◆ **Material for this task**
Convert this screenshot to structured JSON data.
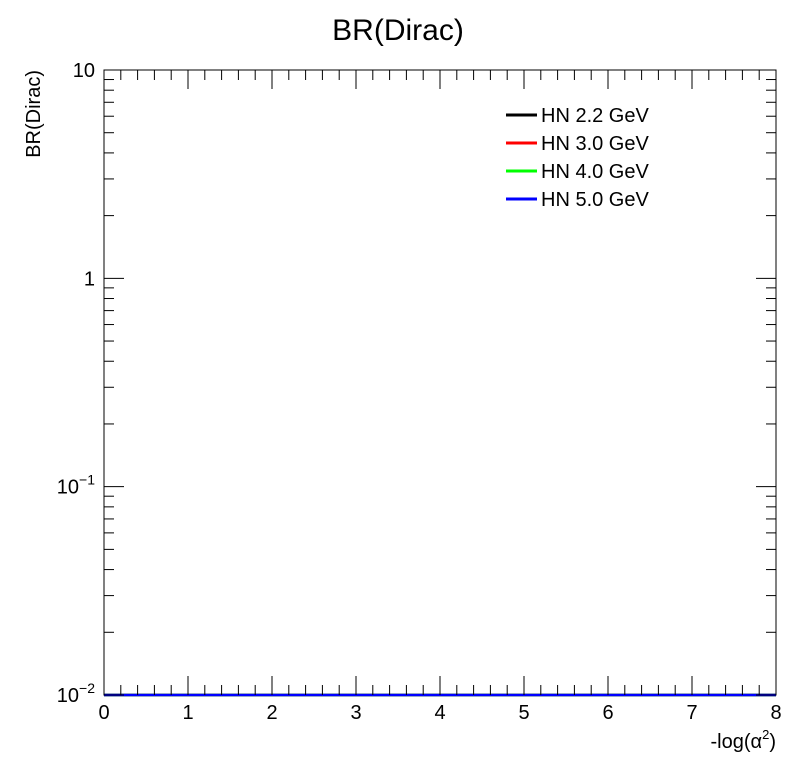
{
  "chart_data": {
    "type": "line",
    "title": "BR(Dirac)",
    "xlabel_prefix": "-log(α",
    "xlabel_sup": "2",
    "xlabel_suffix": ")",
    "ylabel": "BR(Dirac)",
    "xlim": [
      0,
      8
    ],
    "ylim": [
      0.01,
      10
    ],
    "yscale": "log",
    "grid": false,
    "legend_position": "top-right",
    "x_ticks": [
      "0",
      "1",
      "2",
      "3",
      "4",
      "5",
      "6",
      "7",
      "8"
    ],
    "y_ticks": [
      {
        "value": 0.01,
        "base": "10",
        "exp": "−2"
      },
      {
        "value": 0.1,
        "base": "10",
        "exp": "−1"
      },
      {
        "value": 1,
        "base": "1",
        "exp": ""
      },
      {
        "value": 10,
        "base": "10",
        "exp": ""
      }
    ],
    "series": [
      {
        "name": "HN 2.2 GeV",
        "color": "#000000",
        "x": [
          0,
          8
        ],
        "y": [
          0.01,
          0.01
        ]
      },
      {
        "name": "HN 3.0 GeV",
        "color": "#ff0000",
        "x": [
          0,
          8
        ],
        "y": [
          0.01,
          0.01
        ]
      },
      {
        "name": "HN 4.0 GeV",
        "color": "#00ff00",
        "x": [
          0,
          8
        ],
        "y": [
          0.01,
          0.01
        ]
      },
      {
        "name": "HN 5.0 GeV",
        "color": "#0000ff",
        "x": [
          0,
          8
        ],
        "y": [
          0.01,
          0.01
        ]
      }
    ]
  }
}
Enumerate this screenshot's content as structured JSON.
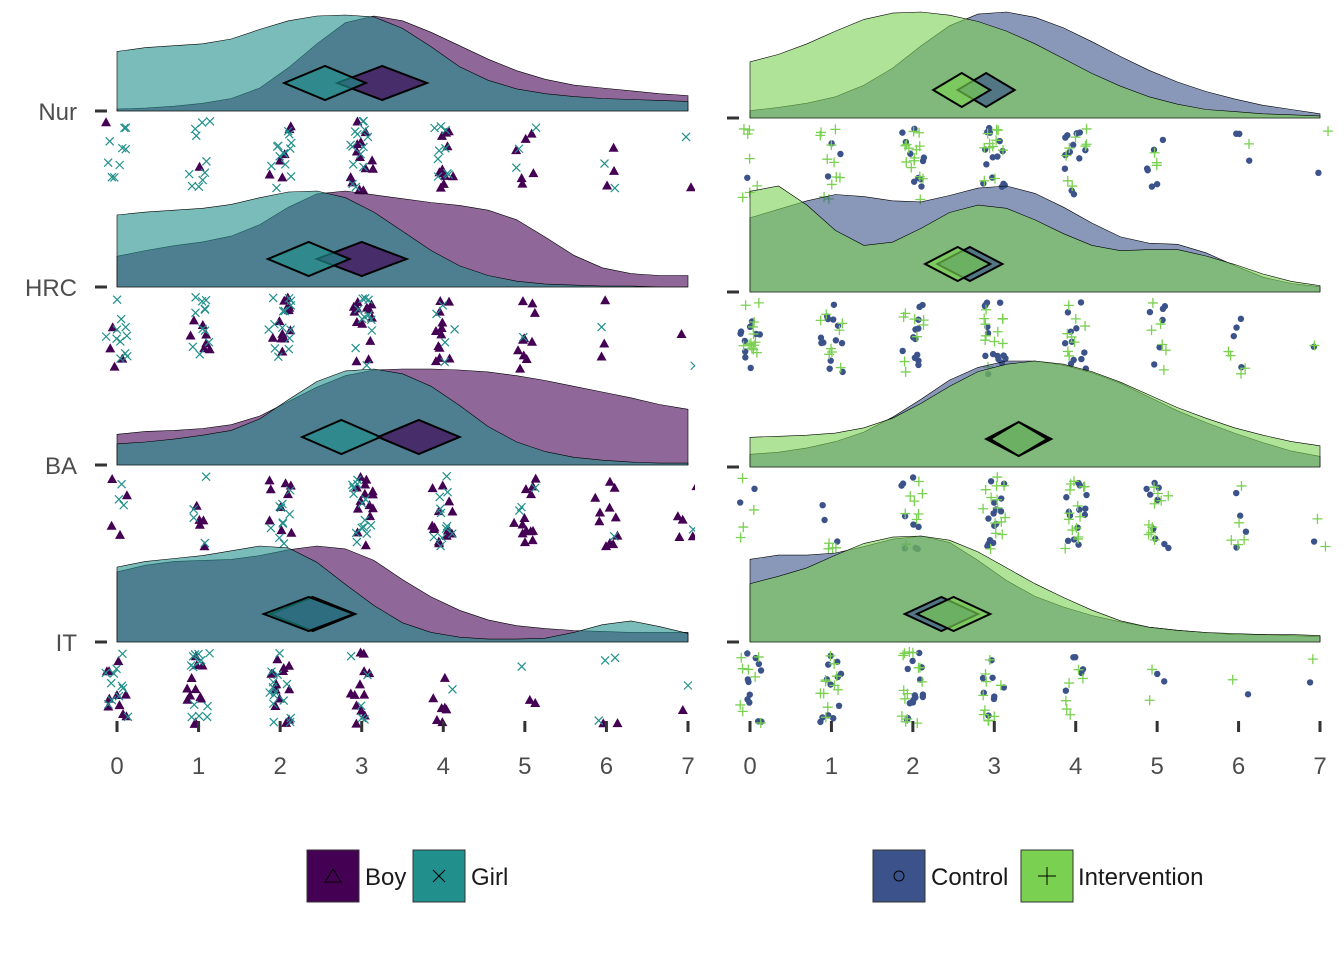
{
  "chart_data": [
    {
      "type": "raincloud",
      "categories": [
        "Nur",
        "HRC",
        "BA",
        "IT"
      ],
      "x_ticks": [
        "0",
        "1",
        "2",
        "3",
        "4",
        "5",
        "6",
        "7"
      ],
      "xlim": [
        0,
        7
      ],
      "grid": false,
      "series": [
        {
          "name": "Boy",
          "color": "#440154",
          "fill_opacity": 0.6,
          "shape": "triangle",
          "groups": {
            "Nur": {
              "mean": 3.25,
              "ci": 0.55,
              "density": [
                0.02,
                0.03,
                0.05,
                0.08,
                0.13,
                0.24,
                0.45,
                0.7,
                0.92,
                0.99,
                0.94,
                0.82,
                0.68,
                0.54,
                0.42,
                0.33,
                0.27,
                0.24,
                0.21,
                0.18,
                0.16
              ]
            },
            "HRC": {
              "mean": 3.0,
              "ci": 0.55,
              "density": [
                0.32,
                0.38,
                0.43,
                0.47,
                0.53,
                0.65,
                0.83,
                0.97,
                1.0,
                0.96,
                0.92,
                0.88,
                0.85,
                0.8,
                0.7,
                0.52,
                0.33,
                0.2,
                0.14,
                0.12,
                0.12
              ]
            },
            "BA": {
              "mean": 3.7,
              "ci": 0.5,
              "density": [
                0.32,
                0.35,
                0.36,
                0.38,
                0.42,
                0.51,
                0.66,
                0.81,
                0.93,
                0.99,
                1.0,
                1.0,
                0.99,
                0.97,
                0.93,
                0.88,
                0.82,
                0.76,
                0.7,
                0.63,
                0.58
              ]
            },
            "IT": {
              "mean": 2.4,
              "ci": 0.52,
              "density": [
                0.73,
                0.8,
                0.84,
                0.85,
                0.86,
                0.9,
                0.96,
                1.0,
                0.97,
                0.85,
                0.65,
                0.47,
                0.33,
                0.23,
                0.17,
                0.14,
                0.12,
                0.11,
                0.1,
                0.1,
                0.1
              ]
            }
          }
        },
        {
          "name": "Girl",
          "color": "#21908c",
          "fill_opacity": 0.6,
          "shape": "x",
          "groups": {
            "Nur": {
              "mean": 2.55,
              "ci": 0.5,
              "density": [
                0.62,
                0.66,
                0.68,
                0.7,
                0.75,
                0.85,
                0.94,
                0.99,
                1.0,
                0.98,
                0.86,
                0.67,
                0.46,
                0.32,
                0.23,
                0.18,
                0.15,
                0.13,
                0.12,
                0.11,
                0.1
              ]
            },
            "HRC": {
              "mean": 2.35,
              "ci": 0.5,
              "density": [
                0.75,
                0.78,
                0.8,
                0.82,
                0.86,
                0.93,
                0.99,
                1.0,
                0.93,
                0.78,
                0.58,
                0.38,
                0.22,
                0.12,
                0.06,
                0.03,
                0.02,
                0.01,
                0.01,
                0.0,
                0.0
              ]
            },
            "BA": {
              "mean": 2.75,
              "ci": 0.48,
              "density": [
                0.22,
                0.24,
                0.27,
                0.31,
                0.36,
                0.48,
                0.68,
                0.87,
                0.98,
                1.0,
                0.95,
                0.82,
                0.62,
                0.4,
                0.24,
                0.14,
                0.08,
                0.05,
                0.03,
                0.02,
                0.02
              ]
            },
            "IT": {
              "mean": 2.35,
              "ci": 0.55,
              "density": [
                0.78,
                0.84,
                0.87,
                0.9,
                0.95,
                1.0,
                0.98,
                0.83,
                0.6,
                0.38,
                0.2,
                0.1,
                0.05,
                0.03,
                0.03,
                0.04,
                0.1,
                0.18,
                0.22,
                0.16,
                0.09
              ]
            }
          }
        }
      ],
      "legend": {
        "position": "bottom",
        "entries": [
          "Boy",
          "Girl"
        ]
      }
    },
    {
      "type": "raincloud",
      "categories": [
        "Nur",
        "HRC",
        "BA",
        "IT"
      ],
      "x_ticks": [
        "0",
        "1",
        "2",
        "3",
        "4",
        "5",
        "6",
        "7"
      ],
      "xlim": [
        0,
        7
      ],
      "grid": false,
      "series": [
        {
          "name": "Control",
          "color": "#3b528b",
          "fill_opacity": 0.6,
          "shape": "circle",
          "groups": {
            "Nur": {
              "mean": 2.9,
              "ci": 0.35,
              "density": [
                0.07,
                0.1,
                0.14,
                0.2,
                0.31,
                0.47,
                0.68,
                0.87,
                0.98,
                1.0,
                0.95,
                0.85,
                0.72,
                0.58,
                0.45,
                0.34,
                0.25,
                0.18,
                0.12,
                0.08,
                0.04
              ]
            },
            "HRC": {
              "mean": 2.7,
              "ci": 0.4,
              "density": [
                0.7,
                0.78,
                0.86,
                0.92,
                0.9,
                0.86,
                0.85,
                0.91,
                0.98,
                1.0,
                0.93,
                0.8,
                0.65,
                0.52,
                0.46,
                0.45,
                0.37,
                0.25,
                0.14,
                0.08,
                0.05
              ]
            },
            "BA": {
              "mean": 3.3,
              "ci": 0.4,
              "density": [
                0.12,
                0.14,
                0.18,
                0.24,
                0.33,
                0.47,
                0.64,
                0.82,
                0.94,
                1.0,
                1.0,
                0.96,
                0.89,
                0.79,
                0.66,
                0.53,
                0.42,
                0.32,
                0.23,
                0.15,
                0.1
              ]
            },
            "IT": {
              "mean": 2.35,
              "ci": 0.45,
              "density": [
                0.78,
                0.82,
                0.82,
                0.84,
                0.9,
                0.97,
                1.0,
                0.94,
                0.77,
                0.58,
                0.43,
                0.33,
                0.25,
                0.19,
                0.14,
                0.11,
                0.09,
                0.07,
                0.07,
                0.06,
                0.05
              ]
            }
          }
        },
        {
          "name": "Intervention",
          "color": "#7ad151",
          "fill_opacity": 0.6,
          "shape": "plus",
          "groups": {
            "Nur": {
              "mean": 2.6,
              "ci": 0.35,
              "density": [
                0.53,
                0.6,
                0.7,
                0.82,
                0.93,
                0.99,
                1.0,
                0.97,
                0.91,
                0.82,
                0.7,
                0.56,
                0.42,
                0.3,
                0.2,
                0.13,
                0.08,
                0.06,
                0.04,
                0.03,
                0.02
              ]
            },
            "HRC": {
              "mean": 2.55,
              "ci": 0.4,
              "density": [
                0.95,
                1.0,
                0.82,
                0.58,
                0.44,
                0.47,
                0.6,
                0.75,
                0.82,
                0.79,
                0.68,
                0.55,
                0.44,
                0.39,
                0.4,
                0.4,
                0.34,
                0.26,
                0.17,
                0.1,
                0.06
              ]
            },
            "BA": {
              "mean": 3.3,
              "ci": 0.35,
              "density": [
                0.28,
                0.29,
                0.3,
                0.32,
                0.37,
                0.46,
                0.6,
                0.76,
                0.9,
                0.97,
                1.0,
                0.97,
                0.9,
                0.8,
                0.68,
                0.56,
                0.46,
                0.37,
                0.3,
                0.24,
                0.2
              ]
            },
            "IT": {
              "mean": 2.5,
              "ci": 0.45,
              "density": [
                0.55,
                0.62,
                0.7,
                0.82,
                0.93,
                0.99,
                1.0,
                0.96,
                0.85,
                0.7,
                0.55,
                0.42,
                0.3,
                0.2,
                0.14,
                0.11,
                0.09,
                0.08,
                0.07,
                0.07,
                0.06
              ]
            }
          }
        }
      ],
      "legend": {
        "position": "bottom",
        "entries": [
          "Control",
          "Intervention"
        ]
      }
    }
  ]
}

◆ **Problem description**
Find all lines where the word "screenshot" appears. Copy them.

◆ **Exercise result**
Convert this screenshot to structured JSON data.
Enumerate this screenshot's content as structured JSON.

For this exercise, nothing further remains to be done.